### Data records
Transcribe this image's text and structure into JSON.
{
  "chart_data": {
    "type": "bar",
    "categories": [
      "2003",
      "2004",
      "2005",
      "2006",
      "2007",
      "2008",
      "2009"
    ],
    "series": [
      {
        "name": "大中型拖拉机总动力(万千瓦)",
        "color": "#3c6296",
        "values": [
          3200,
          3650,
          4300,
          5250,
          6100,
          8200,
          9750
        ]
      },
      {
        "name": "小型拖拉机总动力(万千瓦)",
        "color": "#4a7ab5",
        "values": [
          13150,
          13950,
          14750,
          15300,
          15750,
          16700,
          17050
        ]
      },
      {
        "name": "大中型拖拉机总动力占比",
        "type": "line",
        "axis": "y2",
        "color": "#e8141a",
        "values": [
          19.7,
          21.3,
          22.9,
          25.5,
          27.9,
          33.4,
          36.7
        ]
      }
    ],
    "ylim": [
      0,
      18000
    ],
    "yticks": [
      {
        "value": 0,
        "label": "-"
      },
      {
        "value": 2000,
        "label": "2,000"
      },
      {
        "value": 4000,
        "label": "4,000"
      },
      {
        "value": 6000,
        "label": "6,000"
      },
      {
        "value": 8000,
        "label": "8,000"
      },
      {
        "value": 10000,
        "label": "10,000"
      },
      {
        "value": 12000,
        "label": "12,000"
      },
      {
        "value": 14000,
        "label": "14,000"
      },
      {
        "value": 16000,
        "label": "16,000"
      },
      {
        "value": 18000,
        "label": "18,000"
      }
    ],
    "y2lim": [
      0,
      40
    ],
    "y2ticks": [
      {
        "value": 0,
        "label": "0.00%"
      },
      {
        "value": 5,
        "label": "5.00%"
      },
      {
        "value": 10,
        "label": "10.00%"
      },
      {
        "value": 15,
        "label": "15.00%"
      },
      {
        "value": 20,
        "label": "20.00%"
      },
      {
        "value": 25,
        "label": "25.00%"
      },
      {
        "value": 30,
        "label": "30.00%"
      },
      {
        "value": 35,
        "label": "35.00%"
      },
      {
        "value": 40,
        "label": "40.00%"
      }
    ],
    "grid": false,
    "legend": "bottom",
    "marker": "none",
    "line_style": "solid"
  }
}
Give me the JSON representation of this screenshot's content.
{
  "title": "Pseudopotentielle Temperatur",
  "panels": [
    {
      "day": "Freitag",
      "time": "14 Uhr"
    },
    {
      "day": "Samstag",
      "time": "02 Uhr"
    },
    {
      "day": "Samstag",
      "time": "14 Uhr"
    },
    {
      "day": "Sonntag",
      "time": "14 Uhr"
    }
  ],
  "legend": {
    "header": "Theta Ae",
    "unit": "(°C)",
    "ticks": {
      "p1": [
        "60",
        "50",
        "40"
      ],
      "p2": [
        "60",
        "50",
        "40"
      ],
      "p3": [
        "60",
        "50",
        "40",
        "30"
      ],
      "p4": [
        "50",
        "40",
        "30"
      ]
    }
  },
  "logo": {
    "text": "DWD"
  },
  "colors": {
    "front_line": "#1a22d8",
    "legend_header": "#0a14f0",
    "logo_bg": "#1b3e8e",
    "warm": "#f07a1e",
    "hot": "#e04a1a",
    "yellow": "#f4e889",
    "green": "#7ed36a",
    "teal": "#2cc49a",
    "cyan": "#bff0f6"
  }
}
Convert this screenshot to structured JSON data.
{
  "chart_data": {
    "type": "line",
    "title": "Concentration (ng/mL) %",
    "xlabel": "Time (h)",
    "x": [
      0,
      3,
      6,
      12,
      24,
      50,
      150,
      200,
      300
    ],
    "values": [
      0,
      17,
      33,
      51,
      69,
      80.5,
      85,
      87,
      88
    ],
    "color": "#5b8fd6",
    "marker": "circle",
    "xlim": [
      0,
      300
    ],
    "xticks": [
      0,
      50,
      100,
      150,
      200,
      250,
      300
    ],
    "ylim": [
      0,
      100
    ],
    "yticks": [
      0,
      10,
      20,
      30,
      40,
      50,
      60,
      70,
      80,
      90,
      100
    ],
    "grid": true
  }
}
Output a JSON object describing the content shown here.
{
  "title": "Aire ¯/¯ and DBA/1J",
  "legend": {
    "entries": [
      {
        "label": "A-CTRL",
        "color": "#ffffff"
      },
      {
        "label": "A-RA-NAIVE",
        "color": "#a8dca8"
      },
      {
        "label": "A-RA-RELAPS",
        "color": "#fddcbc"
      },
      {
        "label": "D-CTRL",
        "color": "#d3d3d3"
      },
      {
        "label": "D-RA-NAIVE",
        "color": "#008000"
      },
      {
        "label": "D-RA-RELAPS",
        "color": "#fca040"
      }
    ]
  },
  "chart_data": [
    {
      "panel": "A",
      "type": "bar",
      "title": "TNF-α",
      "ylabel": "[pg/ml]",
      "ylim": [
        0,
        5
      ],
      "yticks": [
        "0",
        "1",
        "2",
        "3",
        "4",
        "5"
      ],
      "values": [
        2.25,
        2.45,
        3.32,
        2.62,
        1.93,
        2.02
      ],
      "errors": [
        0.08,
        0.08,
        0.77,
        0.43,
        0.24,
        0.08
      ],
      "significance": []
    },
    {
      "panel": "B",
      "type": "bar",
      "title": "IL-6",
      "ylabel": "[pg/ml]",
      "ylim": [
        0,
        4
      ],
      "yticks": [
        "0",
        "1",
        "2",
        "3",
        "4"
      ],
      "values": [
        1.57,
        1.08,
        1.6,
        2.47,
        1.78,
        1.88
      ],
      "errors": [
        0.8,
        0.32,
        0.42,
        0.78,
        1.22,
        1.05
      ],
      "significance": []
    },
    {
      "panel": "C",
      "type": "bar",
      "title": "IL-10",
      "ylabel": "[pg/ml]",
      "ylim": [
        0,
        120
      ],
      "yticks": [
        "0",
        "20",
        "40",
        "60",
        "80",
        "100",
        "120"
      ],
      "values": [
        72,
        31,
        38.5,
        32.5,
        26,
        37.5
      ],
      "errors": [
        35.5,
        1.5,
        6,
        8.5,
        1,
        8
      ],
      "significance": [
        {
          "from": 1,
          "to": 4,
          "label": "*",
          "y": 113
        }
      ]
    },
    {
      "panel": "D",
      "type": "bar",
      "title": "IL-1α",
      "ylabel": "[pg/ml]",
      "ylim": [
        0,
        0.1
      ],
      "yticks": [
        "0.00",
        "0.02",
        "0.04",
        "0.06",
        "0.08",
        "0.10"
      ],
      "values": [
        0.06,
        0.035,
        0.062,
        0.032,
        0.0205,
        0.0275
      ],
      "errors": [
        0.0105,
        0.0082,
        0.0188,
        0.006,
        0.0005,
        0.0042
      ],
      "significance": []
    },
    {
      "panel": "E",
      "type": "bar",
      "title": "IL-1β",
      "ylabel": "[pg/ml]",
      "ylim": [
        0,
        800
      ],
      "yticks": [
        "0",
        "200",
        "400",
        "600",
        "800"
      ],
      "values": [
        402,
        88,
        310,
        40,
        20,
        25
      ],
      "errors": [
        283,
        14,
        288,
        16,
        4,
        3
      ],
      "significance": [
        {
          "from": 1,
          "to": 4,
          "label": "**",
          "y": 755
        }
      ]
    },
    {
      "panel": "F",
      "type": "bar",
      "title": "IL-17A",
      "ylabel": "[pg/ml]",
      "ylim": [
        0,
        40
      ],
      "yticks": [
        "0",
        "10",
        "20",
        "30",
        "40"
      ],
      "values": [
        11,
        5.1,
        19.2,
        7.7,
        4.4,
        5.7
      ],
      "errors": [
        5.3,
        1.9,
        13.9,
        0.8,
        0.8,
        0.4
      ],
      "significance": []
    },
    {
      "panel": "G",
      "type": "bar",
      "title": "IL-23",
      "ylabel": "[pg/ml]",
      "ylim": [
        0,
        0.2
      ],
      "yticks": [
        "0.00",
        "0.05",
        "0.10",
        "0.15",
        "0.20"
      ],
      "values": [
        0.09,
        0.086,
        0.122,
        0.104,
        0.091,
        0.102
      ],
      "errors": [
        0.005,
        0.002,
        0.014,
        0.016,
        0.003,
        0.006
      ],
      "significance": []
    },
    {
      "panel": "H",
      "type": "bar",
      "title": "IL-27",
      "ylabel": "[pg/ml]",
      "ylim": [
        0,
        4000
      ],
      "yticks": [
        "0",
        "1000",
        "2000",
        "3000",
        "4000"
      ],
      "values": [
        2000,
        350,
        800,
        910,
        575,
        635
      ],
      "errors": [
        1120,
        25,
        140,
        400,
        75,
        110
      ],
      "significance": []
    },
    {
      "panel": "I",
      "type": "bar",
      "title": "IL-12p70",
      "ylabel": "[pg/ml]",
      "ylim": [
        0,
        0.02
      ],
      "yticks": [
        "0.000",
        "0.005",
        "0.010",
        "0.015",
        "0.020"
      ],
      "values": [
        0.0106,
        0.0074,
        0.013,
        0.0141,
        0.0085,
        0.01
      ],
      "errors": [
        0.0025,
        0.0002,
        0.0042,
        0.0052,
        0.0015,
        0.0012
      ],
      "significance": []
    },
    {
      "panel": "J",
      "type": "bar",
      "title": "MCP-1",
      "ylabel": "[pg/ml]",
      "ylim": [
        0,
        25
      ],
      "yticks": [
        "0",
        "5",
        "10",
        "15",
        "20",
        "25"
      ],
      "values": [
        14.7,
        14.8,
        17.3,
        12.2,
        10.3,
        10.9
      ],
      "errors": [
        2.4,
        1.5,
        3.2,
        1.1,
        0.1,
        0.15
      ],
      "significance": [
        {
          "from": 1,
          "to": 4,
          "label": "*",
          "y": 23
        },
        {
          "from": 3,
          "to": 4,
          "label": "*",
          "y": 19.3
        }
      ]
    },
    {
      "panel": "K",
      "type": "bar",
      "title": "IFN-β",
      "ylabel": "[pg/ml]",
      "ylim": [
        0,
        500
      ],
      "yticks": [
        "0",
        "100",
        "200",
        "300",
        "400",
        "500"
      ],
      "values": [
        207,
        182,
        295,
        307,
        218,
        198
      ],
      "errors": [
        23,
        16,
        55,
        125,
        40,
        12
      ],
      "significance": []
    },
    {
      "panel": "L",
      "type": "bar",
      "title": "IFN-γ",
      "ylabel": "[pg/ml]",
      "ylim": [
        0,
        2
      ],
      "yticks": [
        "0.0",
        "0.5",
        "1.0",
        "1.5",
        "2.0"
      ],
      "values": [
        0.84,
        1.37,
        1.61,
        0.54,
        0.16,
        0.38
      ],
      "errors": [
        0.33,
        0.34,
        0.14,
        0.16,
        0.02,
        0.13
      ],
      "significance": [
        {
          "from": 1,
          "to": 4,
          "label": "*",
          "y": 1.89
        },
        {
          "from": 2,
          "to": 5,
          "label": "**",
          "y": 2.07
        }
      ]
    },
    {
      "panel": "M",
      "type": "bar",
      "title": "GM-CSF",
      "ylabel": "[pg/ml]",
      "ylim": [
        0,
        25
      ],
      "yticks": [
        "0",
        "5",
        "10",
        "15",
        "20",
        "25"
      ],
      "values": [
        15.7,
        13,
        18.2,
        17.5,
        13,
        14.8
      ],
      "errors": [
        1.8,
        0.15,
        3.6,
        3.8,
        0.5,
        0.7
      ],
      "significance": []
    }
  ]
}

### Exercise prompt
Copy out every line holding the string "text".

### Answer in full
Transcribe this image's text and structure into JSON.
    "text": "DWD"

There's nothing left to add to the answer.